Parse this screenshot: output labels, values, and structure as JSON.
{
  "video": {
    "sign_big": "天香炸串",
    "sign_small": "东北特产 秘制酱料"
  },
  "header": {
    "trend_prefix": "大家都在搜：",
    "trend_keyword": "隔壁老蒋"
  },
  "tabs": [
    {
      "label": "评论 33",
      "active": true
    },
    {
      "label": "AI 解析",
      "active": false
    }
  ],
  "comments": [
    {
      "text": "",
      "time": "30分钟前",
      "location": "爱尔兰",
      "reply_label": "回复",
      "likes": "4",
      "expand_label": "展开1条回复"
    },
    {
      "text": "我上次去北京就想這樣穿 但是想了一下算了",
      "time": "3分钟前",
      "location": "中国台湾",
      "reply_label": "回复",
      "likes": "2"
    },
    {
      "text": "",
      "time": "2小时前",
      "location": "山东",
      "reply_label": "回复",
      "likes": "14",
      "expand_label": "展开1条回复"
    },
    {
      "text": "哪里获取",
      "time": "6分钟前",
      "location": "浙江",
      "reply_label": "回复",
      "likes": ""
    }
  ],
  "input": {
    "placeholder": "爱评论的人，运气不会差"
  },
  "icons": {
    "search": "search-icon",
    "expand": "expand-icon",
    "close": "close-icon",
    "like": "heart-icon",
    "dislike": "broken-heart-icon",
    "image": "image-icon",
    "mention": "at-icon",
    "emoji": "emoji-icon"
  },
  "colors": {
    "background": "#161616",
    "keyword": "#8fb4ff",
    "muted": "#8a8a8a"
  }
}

# Given task:
Transcribe each entry precisely, missing none.

# Finished exercise:
Parse this screenshot: output labels, values, and structure as JSON.
{
  "video": {
    "sign_big": "天香炸串",
    "sign_small": "东北特产 秘制酱料"
  },
  "header": {
    "trend_prefix": "大家都在搜：",
    "trend_keyword": "隔壁老蒋"
  },
  "tabs": [
    {
      "label": "评论 33",
      "active": true
    },
    {
      "label": "AI 解析",
      "active": false
    }
  ],
  "comments": [
    {
      "text": "",
      "time": "30分钟前",
      "location": "爱尔兰",
      "reply_label": "回复",
      "likes": "4",
      "expand_label": "展开1条回复"
    },
    {
      "text": "我上次去北京就想這樣穿 但是想了一下算了",
      "time": "3分钟前",
      "location": "中国台湾",
      "reply_label": "回复",
      "likes": "2"
    },
    {
      "text": "",
      "time": "2小时前",
      "location": "山东",
      "reply_label": "回复",
      "likes": "14",
      "expand_label": "展开1条回复"
    },
    {
      "text": "哪里获取",
      "time": "6分钟前",
      "location": "浙江",
      "reply_label": "回复",
      "likes": ""
    }
  ],
  "input": {
    "placeholder": "爱评论的人，运气不会差"
  },
  "icons": {
    "search": "search-icon",
    "expand": "expand-icon",
    "close": "close-icon",
    "like": "heart-icon",
    "dislike": "broken-heart-icon",
    "image": "image-icon",
    "mention": "at-icon",
    "emoji": "emoji-icon"
  },
  "colors": {
    "background": "#161616",
    "keyword": "#8fb4ff",
    "muted": "#8a8a8a"
  }
}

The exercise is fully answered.